Entries with figure data
════════════════════

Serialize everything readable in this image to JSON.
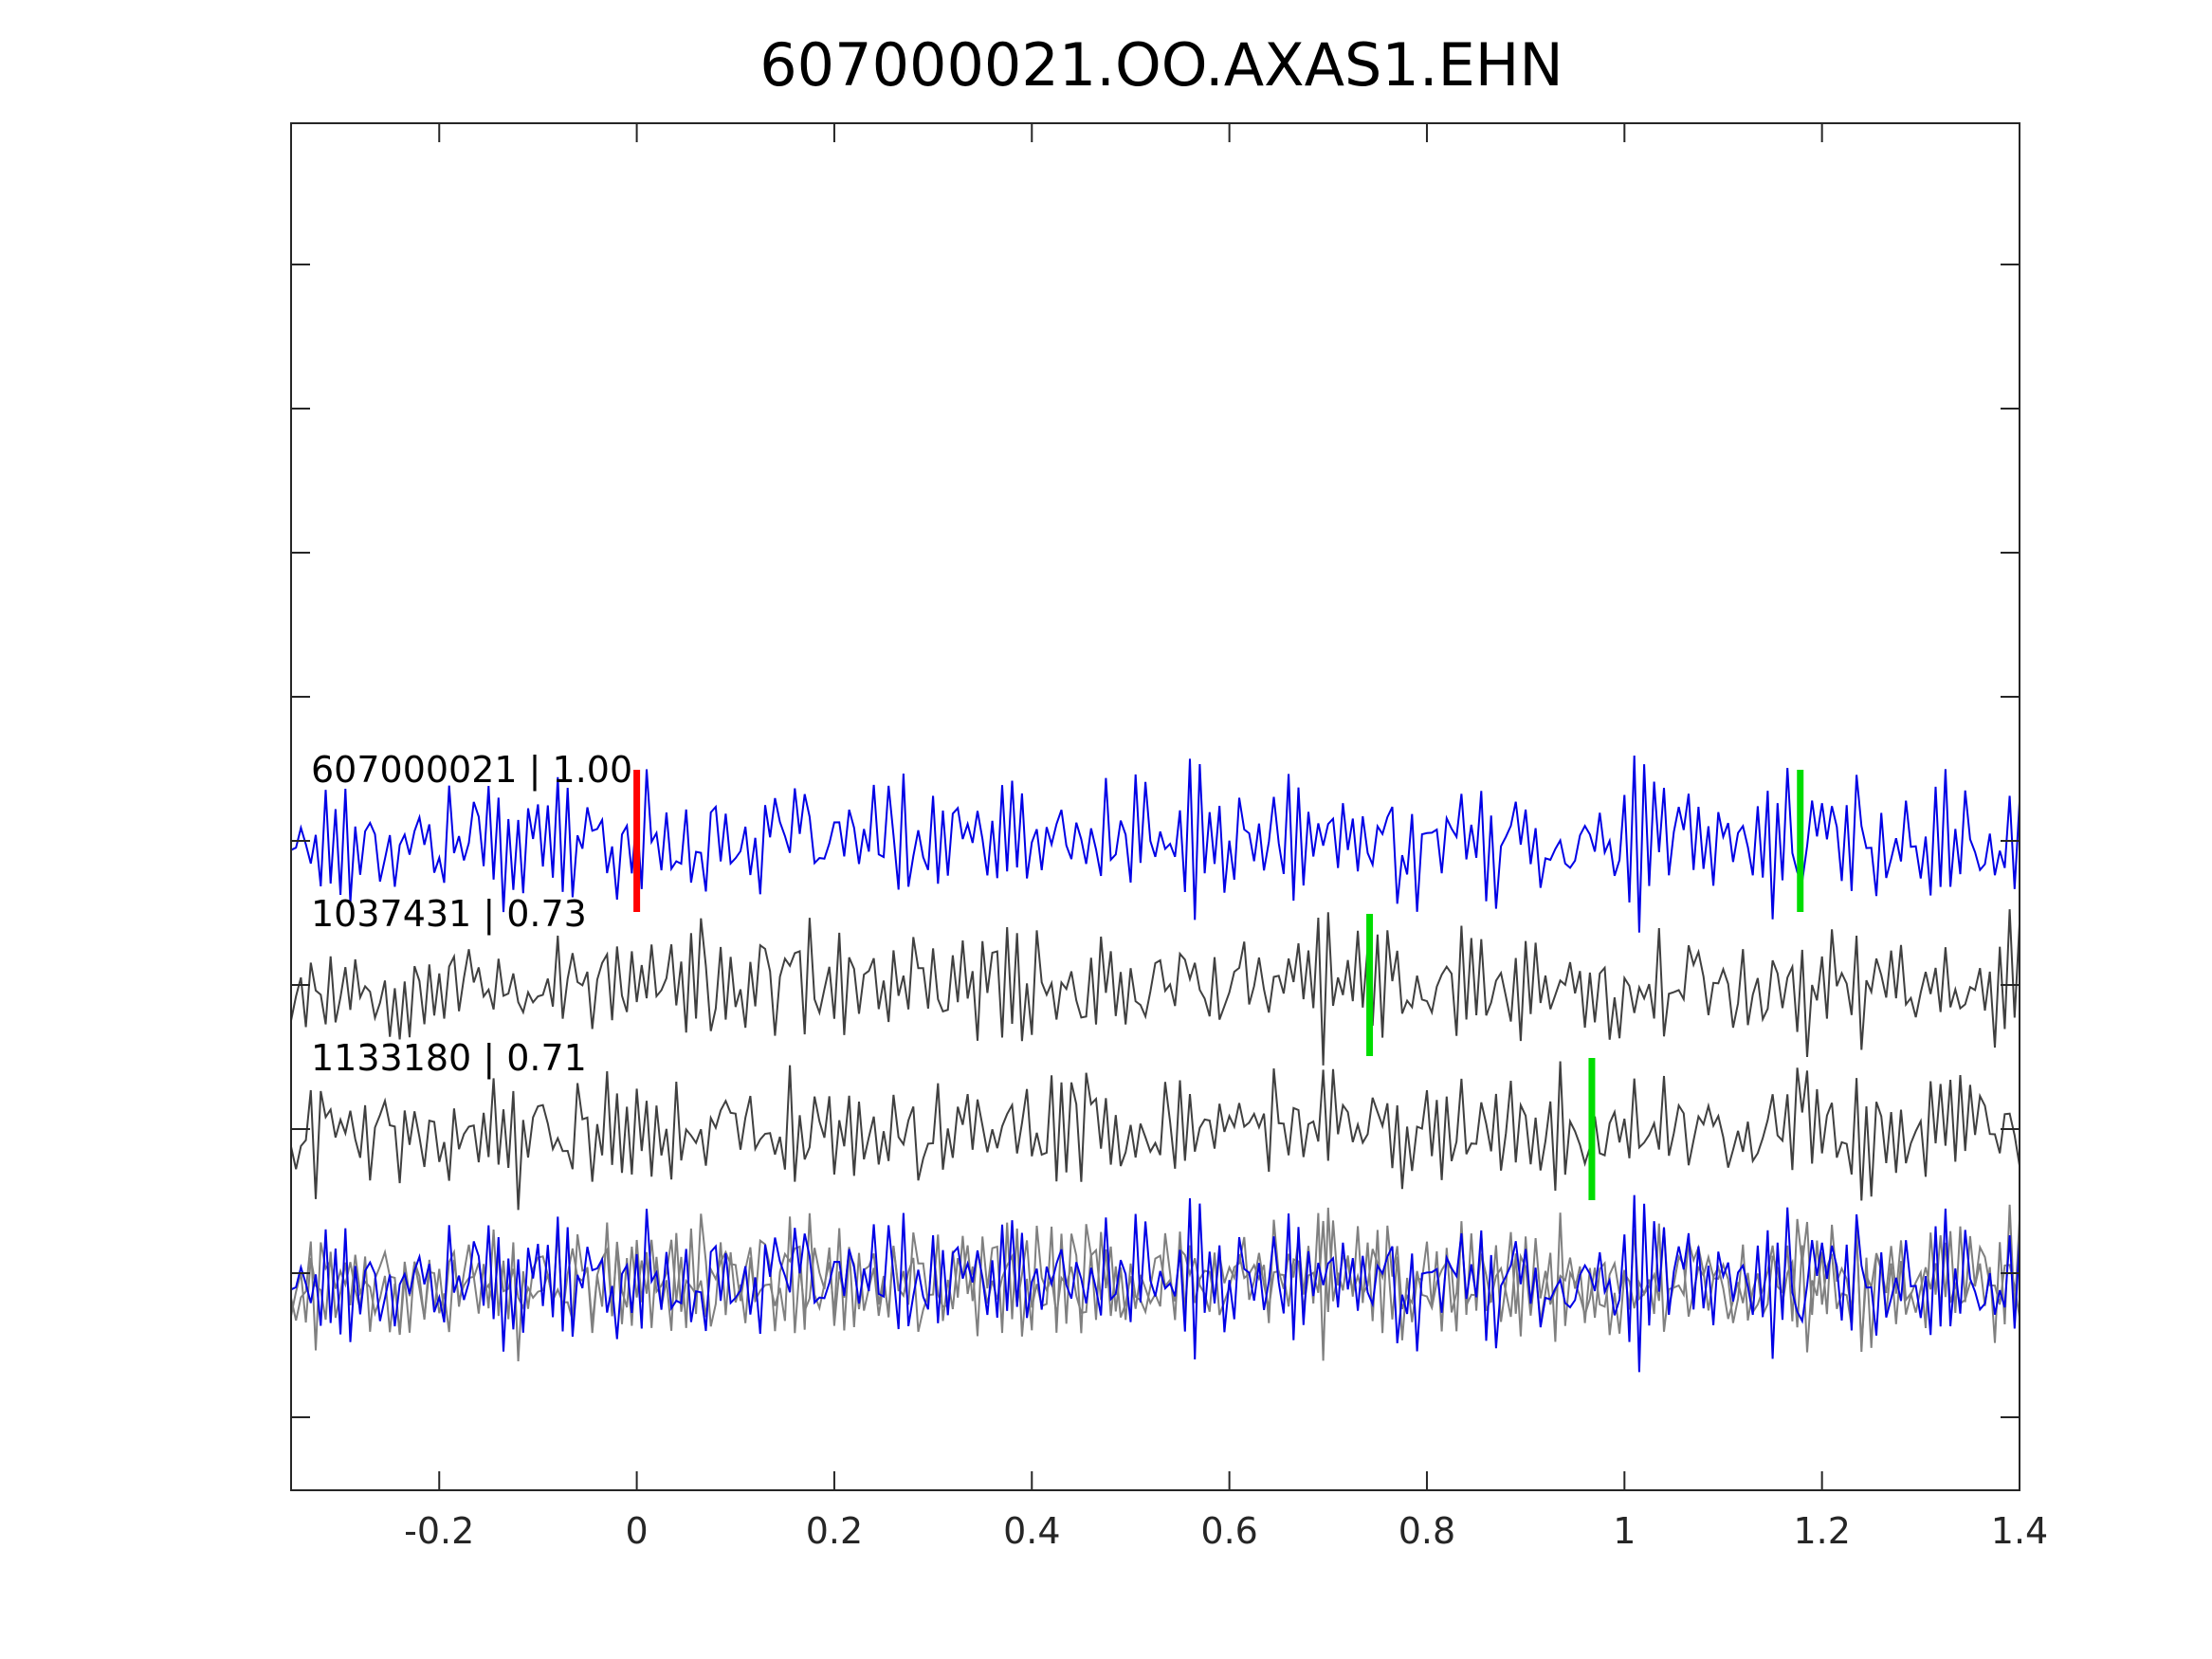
{
  "chart_data": {
    "type": "line",
    "title": "607000021.OO.AXAS1.EHN",
    "xlabel": "",
    "ylabel": "",
    "xlim": [
      -0.35,
      1.4
    ],
    "x_ticks": [
      -0.2,
      0,
      0.2,
      0.4,
      0.6,
      0.8,
      1,
      1.2,
      1.4
    ],
    "x_tick_labels": [
      "-0.2",
      "0",
      "0.2",
      "0.4",
      "0.6",
      "0.8",
      "1",
      "1.2",
      "1.4"
    ],
    "grid": false,
    "sample_interval": 0.005,
    "traces": [
      {
        "id": "607000021",
        "label": "607000021 | 1.00",
        "correlation": 1.0,
        "color": "#0000e6",
        "offset_level": 4,
        "seed": 17,
        "amplitude": 0.8,
        "picks": [
          {
            "time": 0.0,
            "color": "#ff0000"
          },
          {
            "time": 1.178,
            "color": "#00dd00"
          }
        ]
      },
      {
        "id": "1037431",
        "label": "1037431 | 0.73",
        "correlation": 0.73,
        "color": "#404040",
        "offset_level": 3,
        "seed": 53,
        "amplitude": 0.8,
        "picks": [
          {
            "time": 0.742,
            "color": "#00dd00"
          }
        ]
      },
      {
        "id": "1133180",
        "label": "1133180 | 0.71",
        "correlation": 0.71,
        "color": "#404040",
        "offset_level": 2,
        "seed": 91,
        "amplitude": 0.8,
        "picks": [
          {
            "time": 0.967,
            "color": "#00dd00"
          }
        ]
      }
    ],
    "overlay": {
      "offset_level": 0.95,
      "reference_color": "#0000e6",
      "other_color": "#808080"
    }
  }
}
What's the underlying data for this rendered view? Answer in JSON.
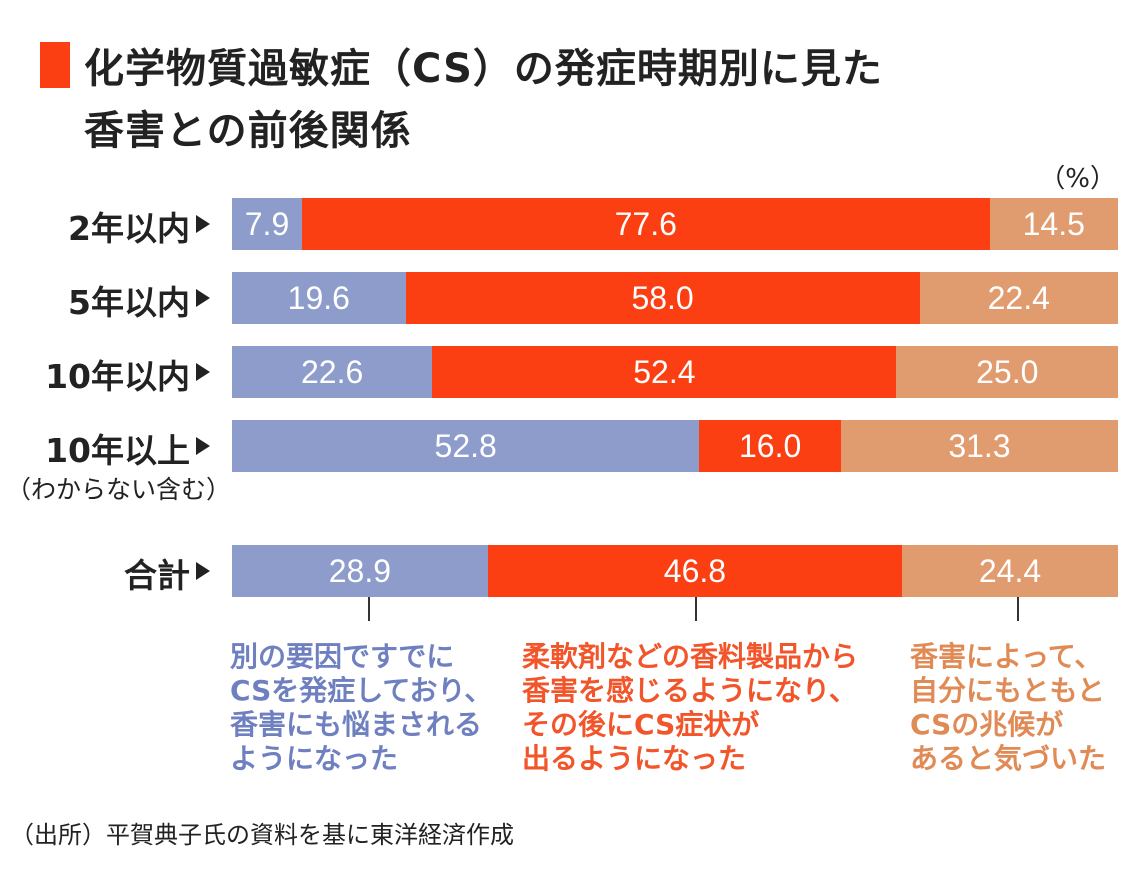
{
  "chart_data": {
    "type": "bar",
    "stacked": true,
    "orientation": "horizontal",
    "title": "化学物質過敏症（CS）の発症時期別に見た香害との前後関係",
    "title_lines": [
      "化学物質過敏症（CS）の発症時期別に見た",
      "香害との前後関係"
    ],
    "unit": "（%）",
    "categories": [
      "2年以内",
      "5年以内",
      "10年以内",
      "10年以上",
      "合計"
    ],
    "category_note": "（わからない含む）",
    "series": [
      {
        "name": "別の要因ですでにCSを発症しており、香害にも悩まされるようになった",
        "color": "#8d9ccb",
        "text_color": "#6f80c0",
        "values": [
          7.9,
          19.6,
          22.6,
          52.8,
          28.9
        ],
        "labels": [
          "7.9",
          "19.6",
          "22.6",
          "52.8",
          "28.9"
        ]
      },
      {
        "name": "柔軟剤などの香料製品から香害を感じるようになり、その後にCS症状が出るようになった",
        "color": "#fc3f12",
        "text_color": "#f2552a",
        "values": [
          77.6,
          58.0,
          52.4,
          16.0,
          46.8
        ],
        "labels": [
          "77.6",
          "58.0",
          "52.4",
          "16.0",
          "46.8"
        ]
      },
      {
        "name": "香害によって、自分にもともとCSの兆候があると気づいた",
        "color": "#e09b6e",
        "text_color": "#e08a55",
        "values": [
          14.5,
          22.4,
          25.0,
          31.3,
          24.4
        ],
        "labels": [
          "14.5",
          "22.4",
          "25.0",
          "31.3",
          "24.4"
        ]
      }
    ],
    "xlim": [
      0,
      100
    ],
    "legend": "bottom",
    "legend_lines": [
      [
        "別の要因ですでに",
        "CSを発症しており、",
        "香害にも悩まされる",
        "ようになった"
      ],
      [
        "柔軟剤などの香料製品から",
        "香害を感じるようになり、",
        "その後にCS症状が",
        "出るようになった"
      ],
      [
        "香害によって、",
        "自分にもともと",
        "CSの兆候が",
        "あると気づいた"
      ]
    ],
    "source": "（出所）平賀典子氏の資料を基に東洋経済作成"
  }
}
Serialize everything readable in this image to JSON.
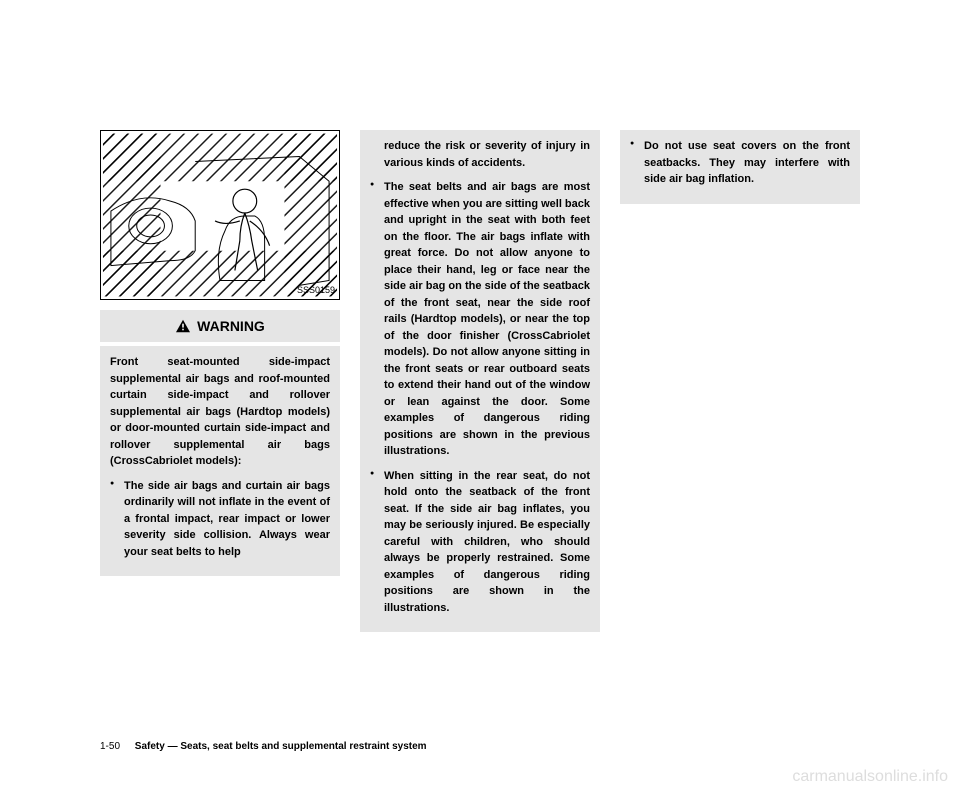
{
  "figure": {
    "id": "SSS0159"
  },
  "warning": {
    "label": "WARNING"
  },
  "col1": {
    "intro": "Front seat-mounted side-impact supplemental air bags and roof-mounted curtain side-impact and rollover supplemental air bags (Hardtop models) or door-mounted curtain side-impact and rollover supplemental air bags (CrossCabriolet models):",
    "b1": "The side air bags and curtain air bags ordinarily will not inflate in the event of a frontal impact, rear impact or lower severity side collision. Always wear your seat belts to help"
  },
  "col2": {
    "cont": "reduce the risk or severity of injury in various kinds of accidents.",
    "b2": "The seat belts and air bags are most effective when you are sitting well back and upright in the seat with both feet on the floor. The air bags inflate with great force. Do not allow anyone to place their hand, leg or face near the side air bag on the side of the seatback of the front seat, near the side roof rails (Hardtop models), or near the top of the door finisher (CrossCabriolet models). Do not allow anyone sitting in the front seats or rear outboard seats to extend their hand out of the window or lean against the door. Some examples of dangerous riding positions are shown in the previous illustrations.",
    "b3": "When sitting in the rear seat, do not hold onto the seatback of the front seat. If the side air bag inflates, you may be seriously injured. Be especially careful with children, who should always be properly restrained. Some examples of dangerous riding positions are shown in the illustrations."
  },
  "col3": {
    "b4": "Do not use seat covers on the front seatbacks. They may interfere with side air bag inflation."
  },
  "footer": {
    "page": "1-50",
    "section": "Safety — Seats, seat belts and supplemental restraint system"
  },
  "watermark": "carmanualsonline.info"
}
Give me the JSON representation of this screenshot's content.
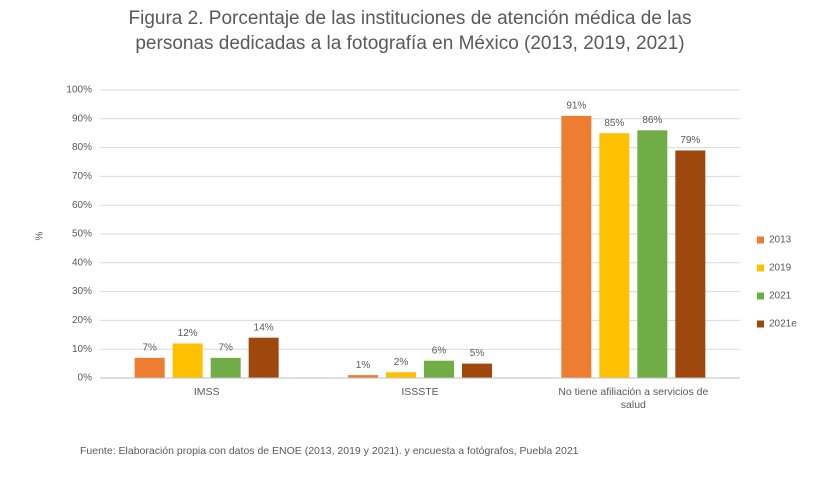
{
  "chart_data": {
    "type": "bar",
    "title": "Figura 2. Porcentaje de las instituciones de atención médica de las personas dedicadas a la fotografía en México (2013, 2019, 2021)",
    "y_label": "%",
    "categories": [
      "IMSS",
      "ISSSTE",
      "No tiene afiliación a servicios de salud"
    ],
    "series": [
      {
        "name": "2013",
        "color": "#ED7D31",
        "values": [
          7,
          1,
          91
        ],
        "value_labels": [
          "7%",
          "1%",
          "91%"
        ]
      },
      {
        "name": "2019",
        "color": "#FFC000",
        "values": [
          12,
          2,
          85
        ],
        "value_labels": [
          "12%",
          "2%",
          "85%"
        ]
      },
      {
        "name": "2021",
        "color": "#70AD47",
        "values": [
          7,
          6,
          86
        ],
        "value_labels": [
          "7%",
          "6%",
          "86%"
        ]
      },
      {
        "name": "2021e",
        "color": "#9E480E",
        "values": [
          14,
          5,
          79
        ],
        "value_labels": [
          "14%",
          "5%",
          "79%"
        ]
      }
    ],
    "ylim": [
      0,
      100
    ],
    "yticks": [
      {
        "value": 0,
        "label": "0%"
      },
      {
        "value": 10,
        "label": "10%"
      },
      {
        "value": 20,
        "label": "20%"
      },
      {
        "value": 30,
        "label": "30%"
      },
      {
        "value": 40,
        "label": "40%"
      },
      {
        "value": 50,
        "label": "50%"
      },
      {
        "value": 60,
        "label": "60%"
      },
      {
        "value": 70,
        "label": "70%"
      },
      {
        "value": 80,
        "label": "80%"
      },
      {
        "value": 90,
        "label": "90%"
      },
      {
        "value": 100,
        "label": "100%"
      }
    ],
    "grid": true,
    "legend": "right",
    "source": "Fuente: Elaboración propia con datos de ENOE (2013, 2019 y 2021). y encuesta a fotógrafos, Puebla 2021"
  }
}
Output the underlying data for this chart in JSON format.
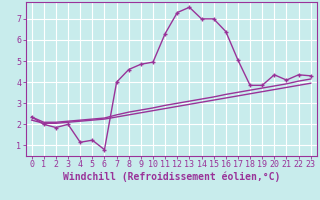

════════════════════

### Problem requirements
Set out every line from the material that contains the string "severity".

### Task result
    "b1": "The side air bags and curtain air bags ordinarily will not inflate in the event of a frontal impact, rear impact or lower severity side collision. Always wear your seat belts to help"
    "cont": "reduce the risk or severity of injury in various kinds of accidents.",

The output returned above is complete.